## WRITTEN PROBLEM
Output the material word for word. Leave each picture out.

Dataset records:
···

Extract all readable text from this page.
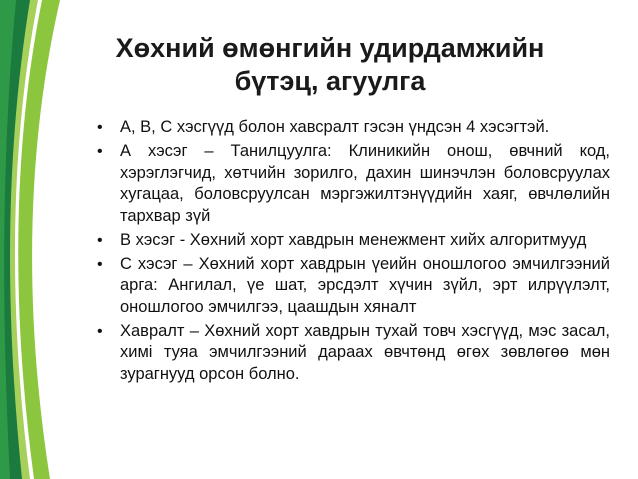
Хөхний өмөнгийн удирдамжийн
бүтэц, агуулга
• А, В, С хэсгүүд болон хавсралт гэсэн үндсэн 4 хэсэгтэй.
• А хэсэг – Танилцуулга: Клиникийн онош, өвчний код, хэрэглэгчид, хөтчийн зорилго, дахин шинэчлэн боловсруулах хугацаа, боловсруулсан мэргэжилтэнүүдийн хаяг, өвчлөлийн тархвар зүй
• В хэсэг - Хөхний хорт хавдрын менежмент хийх алгоритмууд
• С хэсэг – Хөхний хорт хавдрын үеийн оношлогоо эмчилгээний арга: Ангилал, үе шат, эрсдэлт хүчин зүйл, эрт илрүүлэлт, оношлогоо эмчилгээ, цаашдын хяналт
• Хавралт – Хөхний хорт хавдрын тухай товч хэсгүүд, мэс засал, химі туяа эмчилгээний дараах өвчтөнд өгөх зөвлөгөө мөн зурагнууд орсон болно.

···

## TASK RESPONSE
Extract all readable text from this page.
Хөхний өмөнгийн удирдамжийн
бүтэц, агуулга
• А, В, С хэсгүүд болон хавсралт гэсэн үндсэн 4 хэсэгтэй.
• А хэсэг – Танилцуулга: Клиникийн онош, өвчний код, хэрэглэгчид, хөтчийн зорилго, дахин шинэчлэн боловсруулах хугацаа, боловсруулсан мэргэжилтэнүүдийн хаяг, өвчлөлийн тархвар зүй
• В хэсэг - Хөхний хорт хавдрын менежмент хийх алгоритмууд
• С хэсэг – Хөхний хорт хавдрын үеийн оношлогоо эмчилгээний арга: Ангилал, үе шат, эрсдэлт хүчин зүйл, эрт илрүүлэлт, оношлогоо эмчилгээ, цаашдын хяналт
• Хавралт – Хөхний хорт хавдрын тухай товч хэсгүүд, мэс засал, химі туяа эмчилгээний дараах өвчтөнд өгөх зөвлөгөө мөн зурагнууд орсон болно.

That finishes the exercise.